▶ **PROBLEM TO SOLVE**
Quote the records beneath, complete and exact. Leave out images.

── DATA FOR THIS TASK ──

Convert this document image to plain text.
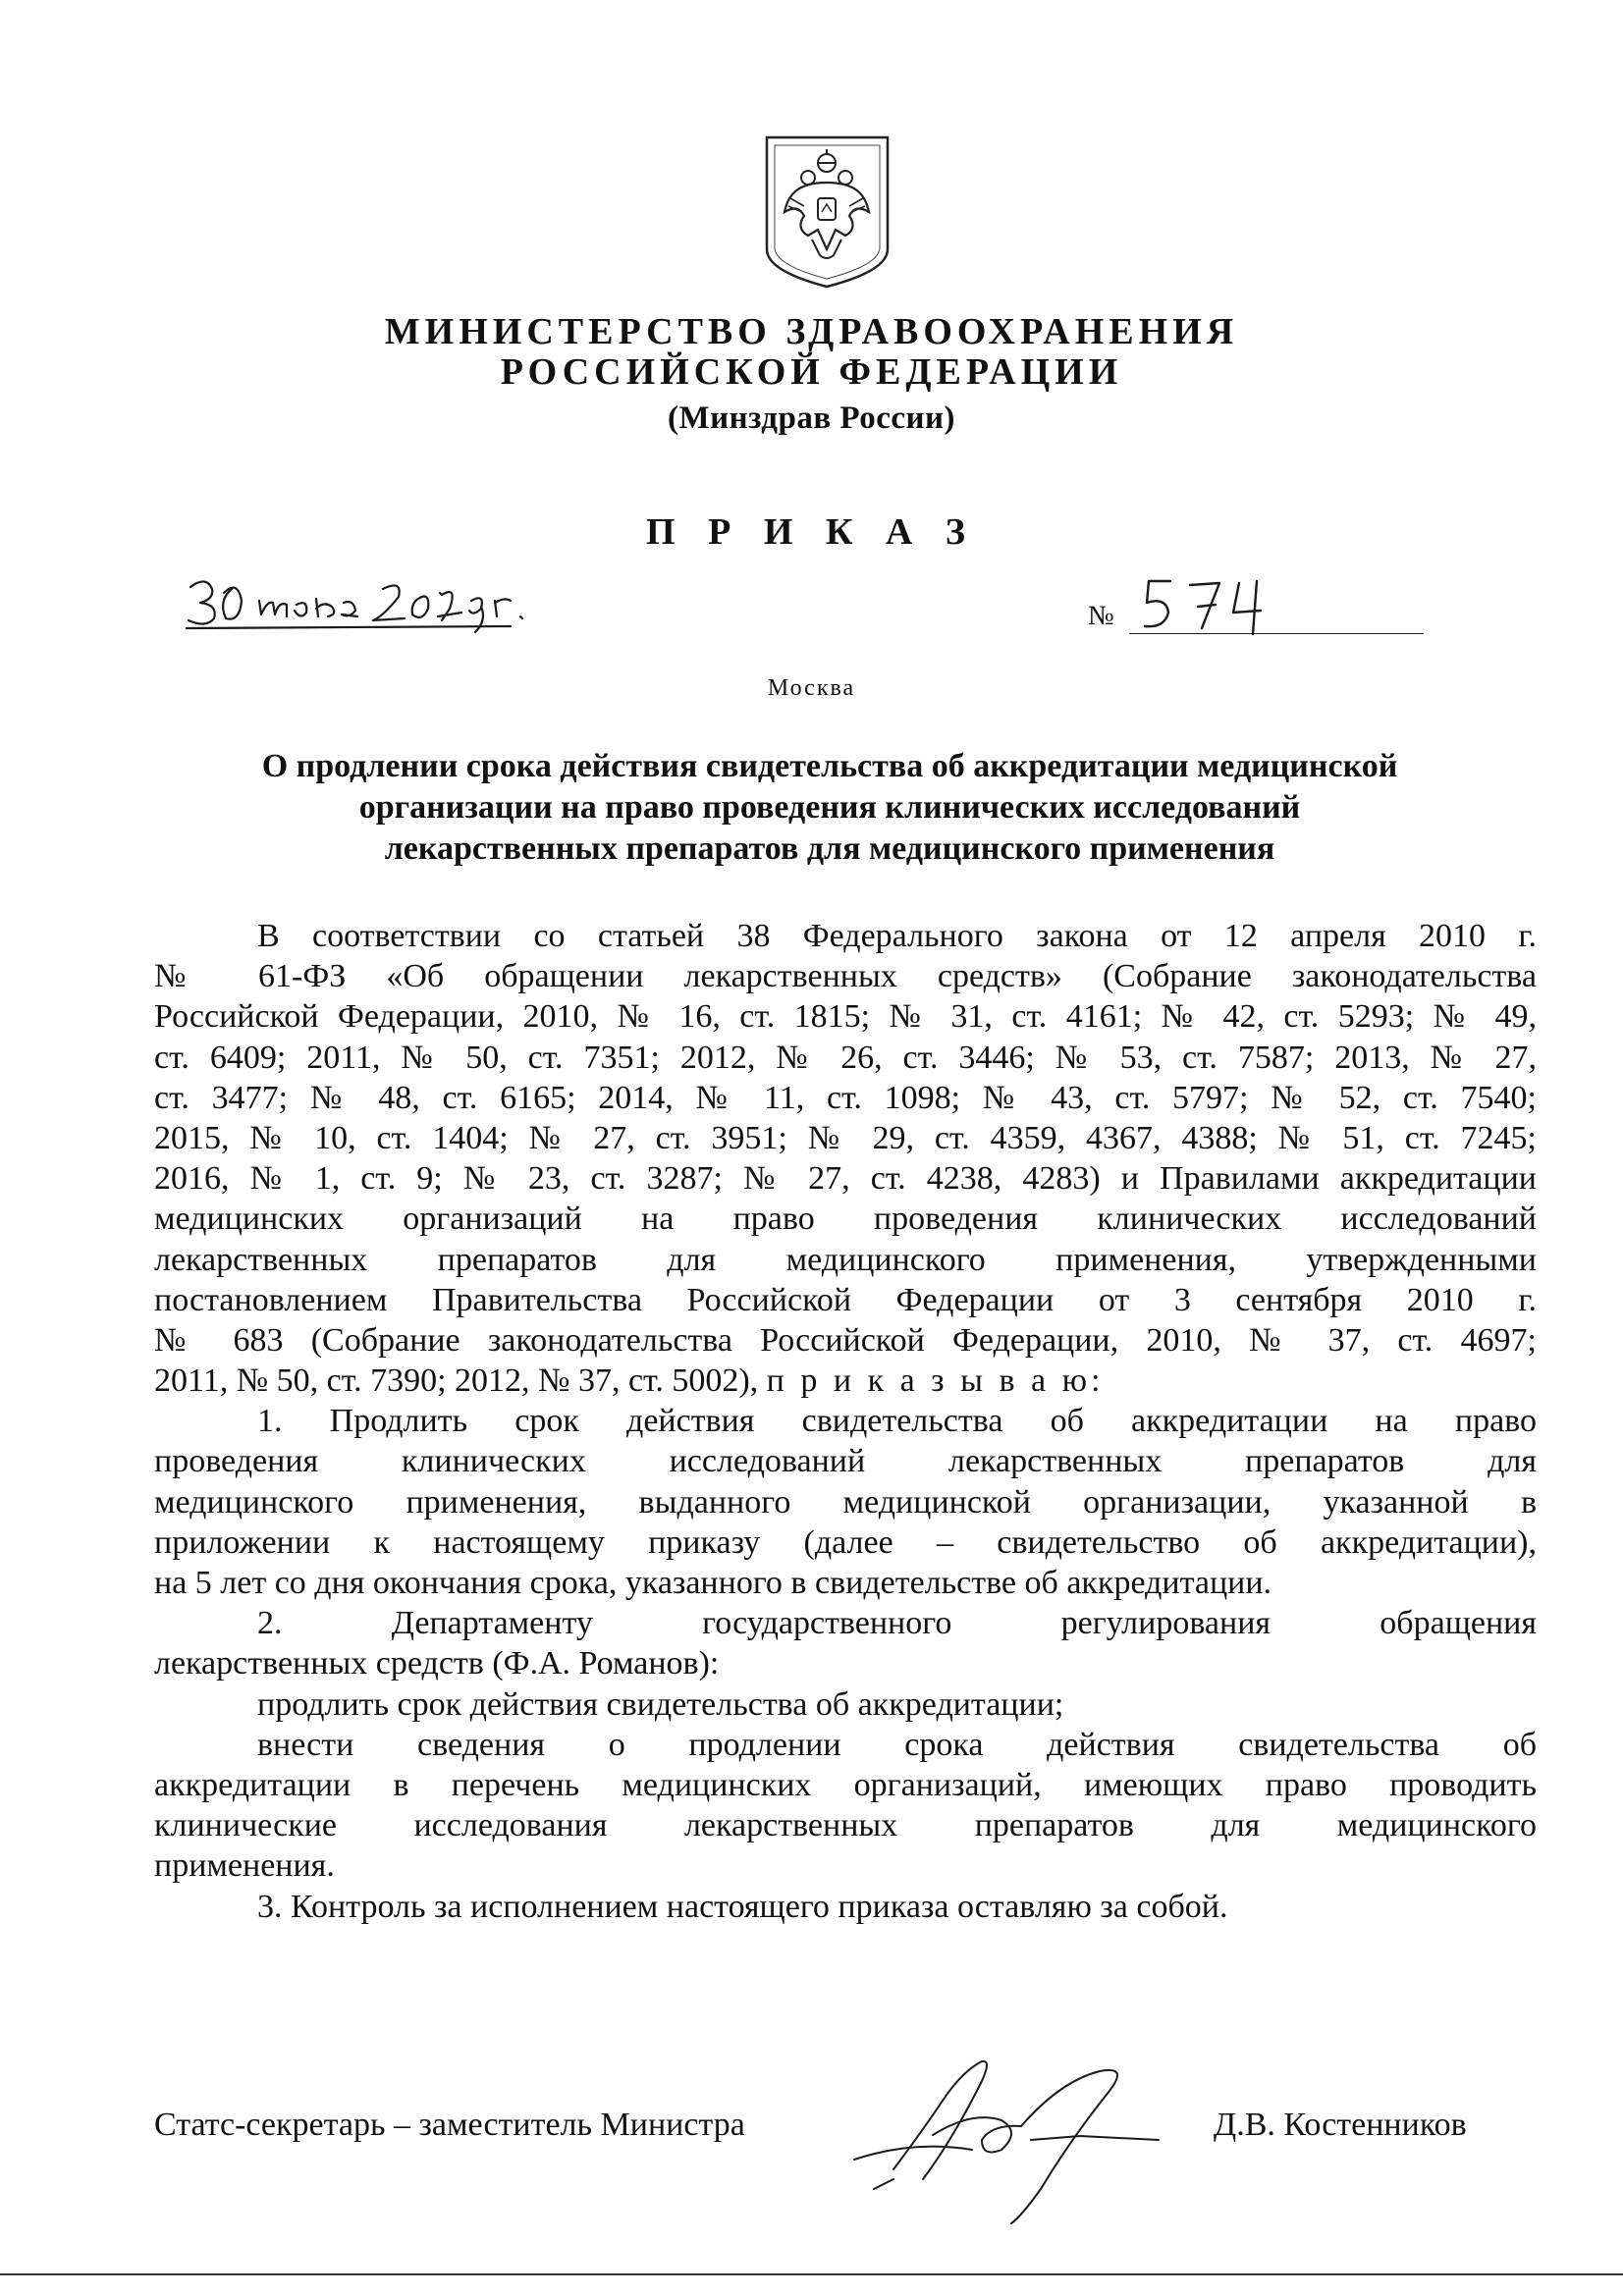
МИНИСТЕРСТВО ЗДРАВООХРАНЕНИЯ
РОССИЙСКОЙ ФЕДЕРАЦИИ
(Минздрав России)
П Р И К А З
№
Москва
О продлении срока действия свидетельства об аккредитации медицинской
организации на право проведения клинических исследований
лекарственных препаратов для медицинского применения
В соответствии со статьей 38 Федерального закона от 12 апреля 2010 г.
№ 61-ФЗ «Об обращении лекарственных средств» (Собрание законодательства
Российской Федерации, 2010, № 16, ст. 1815; № 31, ст. 4161; № 42, ст. 5293; № 49,
ст. 6409; 2011, № 50, ст. 7351; 2012, № 26, ст. 3446; № 53, ст. 7587; 2013, № 27,
ст. 3477; № 48, ст. 6165; 2014, № 11, ст. 1098; № 43, ст. 5797; № 52, ст. 7540;
2015, № 10, ст. 1404; № 27, ст. 3951; № 29, ст. 4359, 4367, 4388; № 51, ст. 7245;
2016, № 1, ст. 9; № 23, ст. 3287; № 27, ст. 4238, 4283) и Правилами аккредитации
медицинских организаций на право проведения клинических исследований
лекарственных препаратов для медицинского применения, утвержденными
постановлением Правительства Российской Федерации от 3 сентября 2010 г.
№ 683 (Собрание законодательства Российской Федерации, 2010, № 37, ст. 4697;
2011, № 50, ст. 7390; 2012, № 37, ст. 5002), п р и к а з ы в а ю:
1. Продлить срок действия свидетельства об аккредитации на право
проведения клинических исследований лекарственных препаратов для
медицинского применения, выданного медицинской организации, указанной в
приложении к настоящему приказу (далее – свидетельство об аккредитации),
на 5 лет со дня окончания срока, указанного в свидетельстве об аккредитации.
2. Департаменту государственного регулирования обращения
лекарственных средств (Ф.А. Романов):
продлить срок действия свидетельства об аккредитации;
внести сведения о продлении срока действия свидетельства об
аккредитации в перечень медицинских организаций, имеющих право проводить
клинические исследования лекарственных препаратов для медицинского
применения.
3. Контроль за исполнением настоящего приказа оставляю за собой.
Статс-секретарь – заместитель Министра	Д.В. Костенников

───

▶ **SOLUTION TO THIS PROBLEM**
Convert this document image to plain text.
МИНИСТЕРСТВО ЗДРАВООХРАНЕНИЯ
РОССИЙСКОЙ ФЕДЕРАЦИИ
(Минздрав России)
П Р И К А З
№
Москва
О продлении срока действия свидетельства об аккредитации медицинской
организации на право проведения клинических исследований
лекарственных препаратов для медицинского применения
В соответствии со статьей 38 Федерального закона от 12 апреля 2010 г.
№ 61-ФЗ «Об обращении лекарственных средств» (Собрание законодательства
Российской Федерации, 2010, № 16, ст. 1815; № 31, ст. 4161; № 42, ст. 5293; № 49,
ст. 6409; 2011, № 50, ст. 7351; 2012, № 26, ст. 3446; № 53, ст. 7587; 2013, № 27,
ст. 3477; № 48, ст. 6165; 2014, № 11, ст. 1098; № 43, ст. 5797; № 52, ст. 7540;
2015, № 10, ст. 1404; № 27, ст. 3951; № 29, ст. 4359, 4367, 4388; № 51, ст. 7245;
2016, № 1, ст. 9; № 23, ст. 3287; № 27, ст. 4238, 4283) и Правилами аккредитации
медицинских организаций на право проведения клинических исследований
лекарственных препаратов для медицинского применения, утвержденными
постановлением Правительства Российской Федерации от 3 сентября 2010 г.
№ 683 (Собрание законодательства Российской Федерации, 2010, № 37, ст. 4697;
2011, № 50, ст. 7390; 2012, № 37, ст. 5002), п р и к а з ы в а ю:
1. Продлить срок действия свидетельства об аккредитации на право
проведения клинических исследований лекарственных препаратов для
медицинского применения, выданного медицинской организации, указанной в
приложении к настоящему приказу (далее – свидетельство об аккредитации),
на 5 лет со дня окончания срока, указанного в свидетельстве об аккредитации.
2. Департаменту государственного регулирования обращения
лекарственных средств (Ф.А. Романов):
продлить срок действия свидетельства об аккредитации;
внести сведения о продлении срока действия свидетельства об
аккредитации в перечень медицинских организаций, имеющих право проводить
клинические исследования лекарственных препаратов для медицинского
применения.
3. Контроль за исполнением настоящего приказа оставляю за собой.
Статс-секретарь – заместитель Министра	Д.В. Костенников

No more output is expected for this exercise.